> _Your objective_: Omit the pictures, please, and give each record below again exactly.

(begin)

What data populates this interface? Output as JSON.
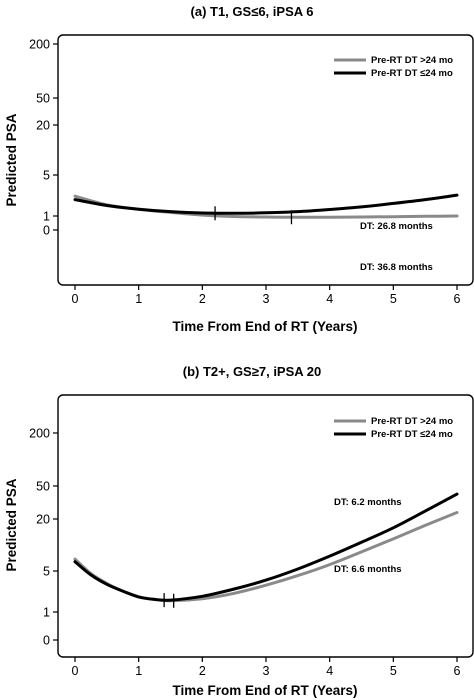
{
  "chart_data": [
    {
      "type": "line",
      "title": "(a) T1, GS≤6, iPSA 6",
      "xlabel": "Time From End of RT (Years)",
      "ylabel": "Predicted PSA",
      "xlim": [
        0,
        6
      ],
      "x_ticks": [
        0,
        1,
        2,
        3,
        4,
        5,
        6
      ],
      "y_ticks": [
        0,
        1,
        5,
        20,
        50,
        200
      ],
      "grid": false,
      "legend": "top-right",
      "series": [
        {
          "name": "Pre-RT DT >24 mo",
          "color": "#8a8a8a",
          "x": [
            0,
            0.5,
            1,
            1.5,
            2,
            2.5,
            3,
            3.5,
            4,
            4.5,
            5,
            5.5,
            6
          ],
          "y": [
            2.4,
            1.7,
            1.4,
            1.2,
            1.05,
            0.95,
            0.9,
            0.88,
            0.88,
            0.9,
            0.93,
            0.97,
            1.0
          ],
          "nadir": {
            "x": 3.4,
            "y": 0.88
          },
          "annotation": "DT: 36.8 months"
        },
        {
          "name": "Pre-RT DT ≤24 mo",
          "color": "#000000",
          "x": [
            0,
            0.5,
            1,
            1.5,
            2,
            2.5,
            3,
            3.5,
            4,
            4.5,
            5,
            5.5,
            6
          ],
          "y": [
            2.1,
            1.65,
            1.4,
            1.25,
            1.17,
            1.15,
            1.18,
            1.25,
            1.38,
            1.55,
            1.8,
            2.1,
            2.5
          ],
          "nadir": {
            "x": 2.2,
            "y": 1.15
          },
          "annotation": "DT: 26.8 months"
        }
      ]
    },
    {
      "type": "line",
      "title": "(b) T2+, GS≥7, iPSA 20",
      "xlabel": "Time From End of RT (Years)",
      "ylabel": "Predicted PSA",
      "xlim": [
        0,
        6
      ],
      "x_ticks": [
        0,
        1,
        2,
        3,
        4,
        5,
        6
      ],
      "y_ticks": [
        0,
        1,
        5,
        20,
        50,
        200
      ],
      "grid": false,
      "legend": "top-right",
      "series": [
        {
          "name": "Pre-RT DT >24 mo",
          "color": "#8a8a8a",
          "x": [
            0,
            0.25,
            0.5,
            0.75,
            1,
            1.25,
            1.5,
            2,
            2.5,
            3,
            3.5,
            4,
            4.5,
            5,
            5.5,
            6
          ],
          "y": [
            7.0,
            4.6,
            3.3,
            2.5,
            2.0,
            1.8,
            1.7,
            1.85,
            2.3,
            3.1,
            4.3,
            6.0,
            8.5,
            12.0,
            17.0,
            24.0
          ],
          "nadir": {
            "x": 1.55,
            "y": 1.7
          },
          "annotation": "DT: 6.6 months"
        },
        {
          "name": "Pre-RT DT ≤24 mo",
          "color": "#000000",
          "x": [
            0,
            0.25,
            0.5,
            0.75,
            1,
            1.25,
            1.5,
            2,
            2.5,
            3,
            3.5,
            4,
            4.5,
            5,
            5.5,
            6
          ],
          "y": [
            6.5,
            4.4,
            3.2,
            2.5,
            2.0,
            1.8,
            1.75,
            2.05,
            2.7,
            3.7,
            5.3,
            7.6,
            11.0,
            16.0,
            25.0,
            40.0
          ],
          "nadir": {
            "x": 1.4,
            "y": 1.75
          },
          "annotation": "DT: 6.2 months"
        }
      ]
    }
  ]
}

(end)

> _Task solution_:
What data populates this interface? Output as JSON.
{
  "chart_data": [
    {
      "type": "line",
      "title": "(a) T1, GS≤6, iPSA 6",
      "xlabel": "Time From End of RT (Years)",
      "ylabel": "Predicted PSA",
      "xlim": [
        0,
        6
      ],
      "x_ticks": [
        0,
        1,
        2,
        3,
        4,
        5,
        6
      ],
      "y_ticks": [
        0,
        1,
        5,
        20,
        50,
        200
      ],
      "grid": false,
      "legend": "top-right",
      "series": [
        {
          "name": "Pre-RT DT >24 mo",
          "color": "#8a8a8a",
          "x": [
            0,
            0.5,
            1,
            1.5,
            2,
            2.5,
            3,
            3.5,
            4,
            4.5,
            5,
            5.5,
            6
          ],
          "y": [
            2.4,
            1.7,
            1.4,
            1.2,
            1.05,
            0.95,
            0.9,
            0.88,
            0.88,
            0.9,
            0.93,
            0.97,
            1.0
          ],
          "nadir": {
            "x": 3.4,
            "y": 0.88
          },
          "annotation": "DT: 36.8 months"
        },
        {
          "name": "Pre-RT DT ≤24 mo",
          "color": "#000000",
          "x": [
            0,
            0.5,
            1,
            1.5,
            2,
            2.5,
            3,
            3.5,
            4,
            4.5,
            5,
            5.5,
            6
          ],
          "y": [
            2.1,
            1.65,
            1.4,
            1.25,
            1.17,
            1.15,
            1.18,
            1.25,
            1.38,
            1.55,
            1.8,
            2.1,
            2.5
          ],
          "nadir": {
            "x": 2.2,
            "y": 1.15
          },
          "annotation": "DT: 26.8 months"
        }
      ]
    },
    {
      "type": "line",
      "title": "(b) T2+, GS≥7, iPSA 20",
      "xlabel": "Time From End of RT (Years)",
      "ylabel": "Predicted PSA",
      "xlim": [
        0,
        6
      ],
      "x_ticks": [
        0,
        1,
        2,
        3,
        4,
        5,
        6
      ],
      "y_ticks": [
        0,
        1,
        5,
        20,
        50,
        200
      ],
      "grid": false,
      "legend": "top-right",
      "series": [
        {
          "name": "Pre-RT DT >24 mo",
          "color": "#8a8a8a",
          "x": [
            0,
            0.25,
            0.5,
            0.75,
            1,
            1.25,
            1.5,
            2,
            2.5,
            3,
            3.5,
            4,
            4.5,
            5,
            5.5,
            6
          ],
          "y": [
            7.0,
            4.6,
            3.3,
            2.5,
            2.0,
            1.8,
            1.7,
            1.85,
            2.3,
            3.1,
            4.3,
            6.0,
            8.5,
            12.0,
            17.0,
            24.0
          ],
          "nadir": {
            "x": 1.55,
            "y": 1.7
          },
          "annotation": "DT: 6.6 months"
        },
        {
          "name": "Pre-RT DT ≤24 mo",
          "color": "#000000",
          "x": [
            0,
            0.25,
            0.5,
            0.75,
            1,
            1.25,
            1.5,
            2,
            2.5,
            3,
            3.5,
            4,
            4.5,
            5,
            5.5,
            6
          ],
          "y": [
            6.5,
            4.4,
            3.2,
            2.5,
            2.0,
            1.8,
            1.75,
            2.05,
            2.7,
            3.7,
            5.3,
            7.6,
            11.0,
            16.0,
            25.0,
            40.0
          ],
          "nadir": {
            "x": 1.4,
            "y": 1.75
          },
          "annotation": "DT: 6.2 months"
        }
      ]
    }
  ]
}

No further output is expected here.